What you need to do:
Quote every line of the data below as it stands, omitting pictures.

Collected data
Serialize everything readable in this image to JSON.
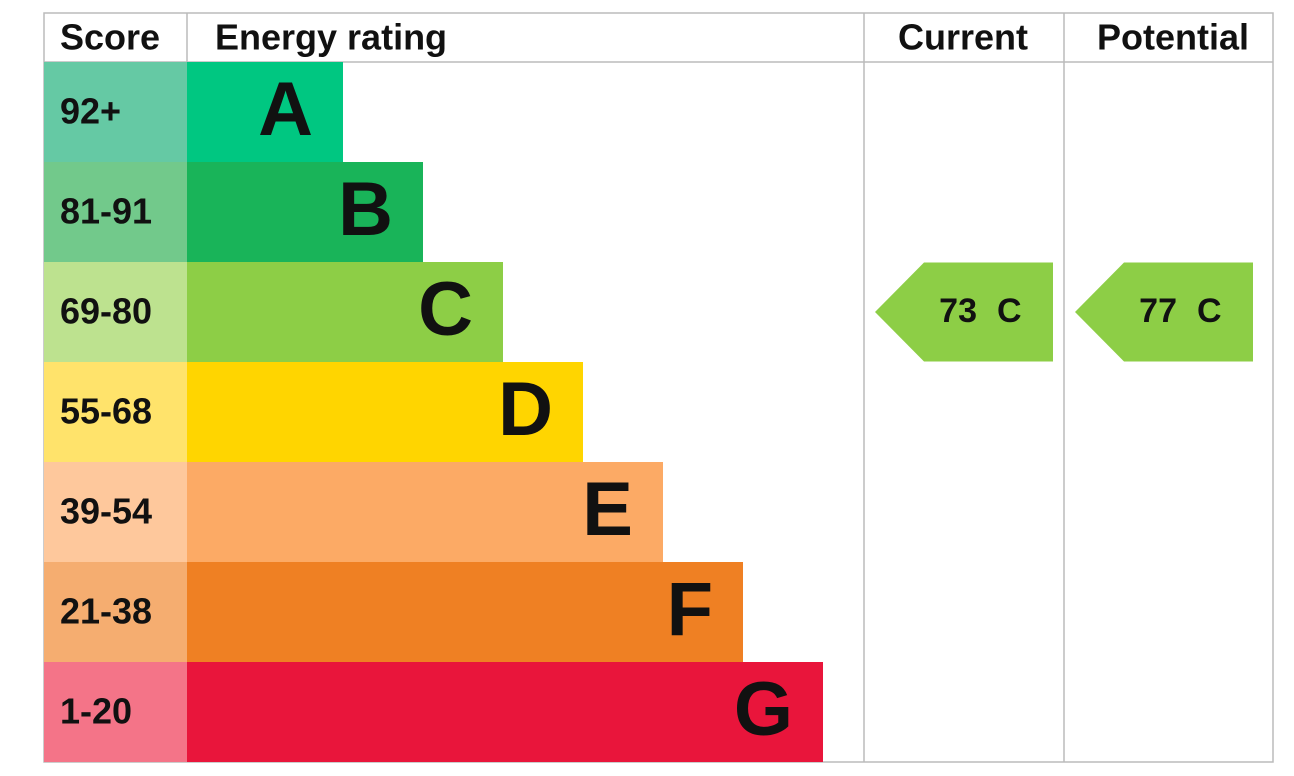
{
  "header": {
    "score": "Score",
    "rating": "Energy rating",
    "current": "Current",
    "potential": "Potential"
  },
  "bands": [
    {
      "score": "92+",
      "letter": "A",
      "color": "#00c781",
      "score_color": "#65c9a4"
    },
    {
      "score": "81-91",
      "letter": "B",
      "color": "#19b459",
      "score_color": "#72c98b"
    },
    {
      "score": "69-80",
      "letter": "C",
      "color": "#8dce46",
      "score_color": "#bde28f"
    },
    {
      "score": "55-68",
      "letter": "D",
      "color": "#ffd500",
      "score_color": "#ffe36b"
    },
    {
      "score": "39-54",
      "letter": "E",
      "color": "#fcaa65",
      "score_color": "#fec89c"
    },
    {
      "score": "21-38",
      "letter": "F",
      "color": "#ef8023",
      "score_color": "#f5ad70"
    },
    {
      "score": "1-20",
      "letter": "G",
      "color": "#e9153b",
      "score_color": "#f47488"
    }
  ],
  "current": {
    "value": 73,
    "rating": "C"
  },
  "potential": {
    "value": 77,
    "rating": "C"
  }
}
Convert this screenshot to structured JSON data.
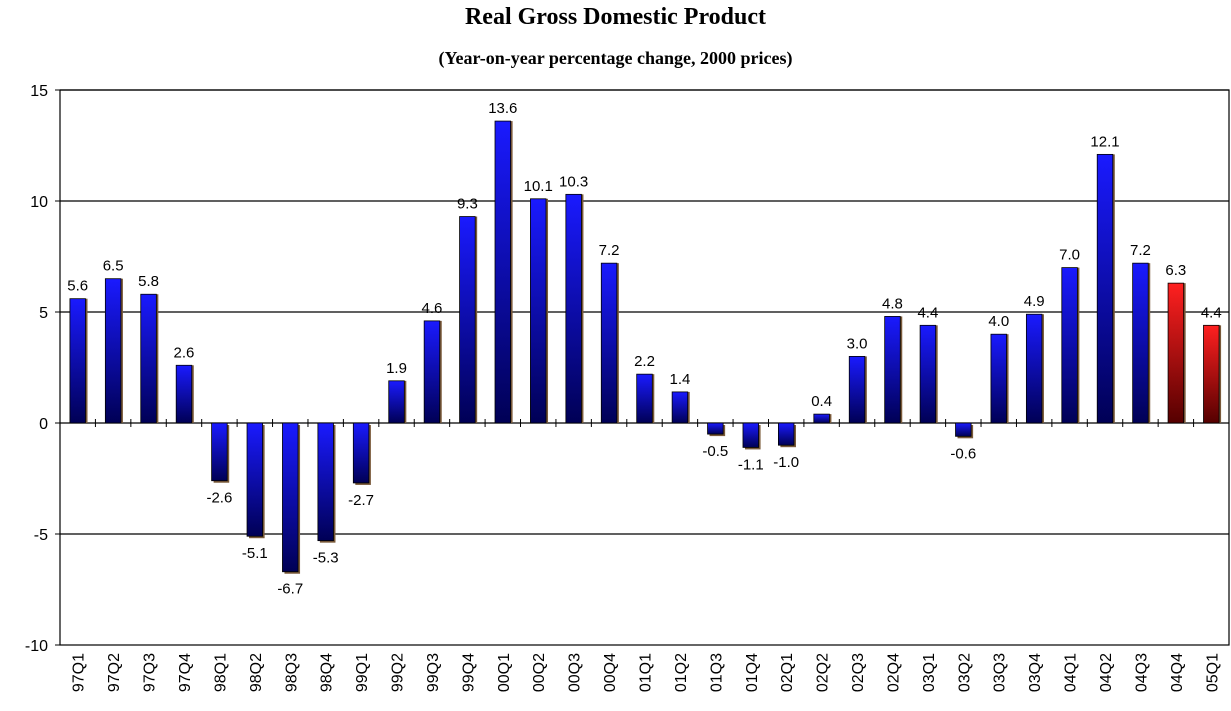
{
  "chart_data": {
    "type": "bar",
    "title": "Real Gross Domestic Product",
    "subtitle": "(Year-on-year percentage change, 2000 prices)",
    "xlabel": "",
    "ylabel": "",
    "ylim": [
      -10,
      15
    ],
    "yticks": [
      -10,
      -5,
      0,
      5,
      10,
      15
    ],
    "grid": true,
    "categories": [
      "97Q1",
      "97Q2",
      "97Q3",
      "97Q4",
      "98Q1",
      "98Q2",
      "98Q3",
      "98Q4",
      "99Q1",
      "99Q2",
      "99Q3",
      "99Q4",
      "00Q1",
      "00Q2",
      "00Q3",
      "00Q4",
      "01Q1",
      "01Q2",
      "01Q3",
      "01Q4",
      "02Q1",
      "02Q2",
      "02Q3",
      "02Q4",
      "03Q1",
      "03Q2",
      "03Q3",
      "03Q4",
      "04Q1",
      "04Q2",
      "04Q3",
      "04Q4",
      "05Q1"
    ],
    "values": [
      5.6,
      6.5,
      5.8,
      2.6,
      -2.6,
      -5.1,
      -6.7,
      -5.3,
      -2.7,
      1.9,
      4.6,
      9.3,
      13.6,
      10.1,
      10.3,
      7.2,
      2.2,
      1.4,
      -0.5,
      -1.1,
      -1.0,
      0.4,
      3.0,
      4.8,
      4.4,
      -0.6,
      4.0,
      4.9,
      7.0,
      12.1,
      7.2,
      6.3,
      4.4
    ],
    "data_labels": [
      "5.6",
      "6.5",
      "5.8",
      "2.6",
      "-2.6",
      "-5.1",
      "-6.7",
      "-5.3",
      "-2.7",
      "1.9",
      "4.6",
      "9.3",
      "13.6",
      "10.1",
      "10.3",
      "7.2",
      "2.2",
      "1.4",
      "-0.5",
      "-1.1",
      "-1.0",
      "0.4",
      "3.0",
      "4.8",
      "4.4",
      "-0.6",
      "4.0",
      "4.9",
      "7.0",
      "12.1",
      "7.2",
      "6.3",
      "4.4"
    ],
    "colors": {
      "default_bar": "#1a1aee",
      "default_bar_dark": "#00005a",
      "highlight_bar": "#ee1a1a",
      "highlight_bar_dark": "#5a0000"
    },
    "highlighted_categories": [
      "04Q4",
      "05Q1"
    ]
  }
}
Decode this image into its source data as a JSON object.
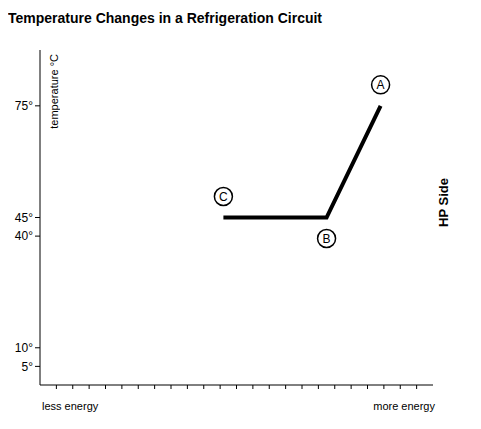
{
  "chart_data": {
    "type": "line",
    "title": "Temperature Changes in a Refrigeration Circuit",
    "y_label": "temperature °C",
    "x_axis_labels": [
      "less energy",
      "more energy"
    ],
    "side_label": "HP Side",
    "x": [
      11.2,
      17.5,
      20.8
    ],
    "values": [
      45,
      45,
      75
    ],
    "point_labels": [
      "C",
      "B",
      "A"
    ],
    "color": "#000000",
    "xlim": [
      0,
      24
    ],
    "xticks": [
      1,
      2,
      3,
      4,
      5,
      6,
      7,
      8,
      9,
      10,
      11,
      12,
      13,
      14,
      15,
      16,
      17,
      18,
      19,
      20,
      21,
      22,
      23
    ],
    "ylim": [
      0,
      90
    ],
    "yticks": [
      {
        "value": 5,
        "label": "5°"
      },
      {
        "value": 10,
        "label": "10°"
      },
      {
        "value": 40,
        "label": "40°"
      },
      {
        "value": 45,
        "label": "45°"
      },
      {
        "value": 75,
        "label": "75°"
      }
    ],
    "tick_labels": "y",
    "grid": false
  }
}
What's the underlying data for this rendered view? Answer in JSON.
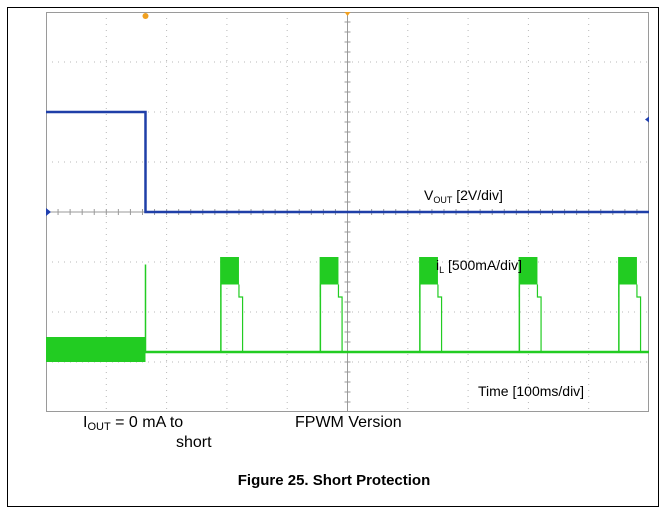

Solution below:
Serialize everything readable in this image to JSON.
{
  "header": {
    "score": "Score",
    "rating": "Energy rating",
    "current": "Current",
    "potential": "Potential"
  },
  "bands": [
    {
      "score": "92+",
      "letter": "A",
      "color": "#00c781",
      "score_color": "#65c9a4"
    },
    {
      "score": "81-91",
      "letter": "B",
      "color": "#19b459",
      "score_color": "#72c98b"
    },
    {
      "score": "69-80",
      "letter": "C",
      "color": "#8dce46",
      "score_color": "#bde28f"
    },
    {
      "score": "55-68",
      "letter": "D",
      "color": "#ffd500",
      "score_color": "#ffe36b"
    },
    {
      "score": "39-54",
      "letter": "E",
      "color": "#fcaa65",
      "score_color": "#fec89c"
    },
    {
      "score": "21-38",
      "letter": "F",
      "color": "#ef8023",
      "score_color": "#f5ad70"
    },
    {
      "score": "1-20",
      "letter": "G",
      "color": "#e9153b",
      "score_color": "#f47488"
    }
  ],
  "current": {
    "value": 73,
    "rating": "C"
  },
  "potential": {
    "value": 77,
    "rating": "C"
  }
}
Convert this screenshot to structured JSON data.
{
  "chart_data": {
    "type": "bar",
    "title": "Real Gross Domestic Product",
    "subtitle": "(Year-on-year percentage change, 2000 prices)",
    "xlabel": "",
    "ylabel": "",
    "ylim": [
      -10,
      15
    ],
    "yticks": [
      -10,
      -5,
      0,
      5,
      10,
      15
    ],
    "grid": true,
    "categories": [
      "97Q1",
      "97Q2",
      "97Q3",
      "97Q4",
      "98Q1",
      "98Q2",
      "98Q3",
      "98Q4",
      "99Q1",
      "99Q2",
      "99Q3",
      "99Q4",
      "00Q1",
      "00Q2",
      "00Q3",
      "00Q4",
      "01Q1",
      "01Q2",
      "01Q3",
      "01Q4",
      "02Q1",
      "02Q2",
      "02Q3",
      "02Q4",
      "03Q1",
      "03Q2",
      "03Q3",
      "03Q4",
      "04Q1",
      "04Q2",
      "04Q3",
      "04Q4",
      "05Q1"
    ],
    "values": [
      5.6,
      6.5,
      5.8,
      2.6,
      -2.6,
      -5.1,
      -6.7,
      -5.3,
      -2.7,
      1.9,
      4.6,
      9.3,
      13.6,
      10.1,
      10.3,
      7.2,
      2.2,
      1.4,
      -0.5,
      -1.1,
      -1.0,
      0.4,
      3.0,
      4.8,
      4.4,
      -0.6,
      4.0,
      4.9,
      7.0,
      12.1,
      7.2,
      6.3,
      4.4
    ],
    "data_labels": [
      "5.6",
      "6.5",
      "5.8",
      "2.6",
      "-2.6",
      "-5.1",
      "-6.7",
      "-5.3",
      "-2.7",
      "1.9",
      "4.6",
      "9.3",
      "13.6",
      "10.1",
      "10.3",
      "7.2",
      "2.2",
      "1.4",
      "-0.5",
      "-1.1",
      "-1.0",
      "0.4",
      "3.0",
      "4.8",
      "4.4",
      "-0.6",
      "4.0",
      "4.9",
      "7.0",
      "12.1",
      "7.2",
      "6.3",
      "4.4"
    ],
    "colors": {
      "default_bar": "#1a1aee",
      "default_bar_dark": "#00005a",
      "highlight_bar": "#ee1a1a",
      "highlight_bar_dark": "#5a0000"
    },
    "highlighted_categories": [
      "04Q4",
      "05Q1"
    ]
  }
}
Decode this image into its source data as a JSON object.
{
  "chart_data": {
    "type": "line",
    "title": "Temperature Changes in a Refrigeration Circuit",
    "y_label": "temperature °C",
    "x_axis_labels": [
      "less energy",
      "more energy"
    ],
    "side_label": "HP Side",
    "x": [
      11.2,
      17.5,
      20.8
    ],
    "values": [
      45,
      45,
      75
    ],
    "point_labels": [
      "C",
      "B",
      "A"
    ],
    "color": "#000000",
    "xlim": [
      0,
      24
    ],
    "xticks": [
      1,
      2,
      3,
      4,
      5,
      6,
      7,
      8,
      9,
      10,
      11,
      12,
      13,
      14,
      15,
      16,
      17,
      18,
      19,
      20,
      21,
      22,
      23
    ],
    "ylim": [
      0,
      90
    ],
    "yticks": [
      {
        "value": 5,
        "label": "5°"
      },
      {
        "value": 10,
        "label": "10°"
      },
      {
        "value": 40,
        "label": "40°"
      },
      {
        "value": 45,
        "label": "45°"
      },
      {
        "value": 75,
        "label": "75°"
      }
    ],
    "tick_labels": "y",
    "grid": false
  }
}
What's the underlying data for this rendered view? Answer in JSON.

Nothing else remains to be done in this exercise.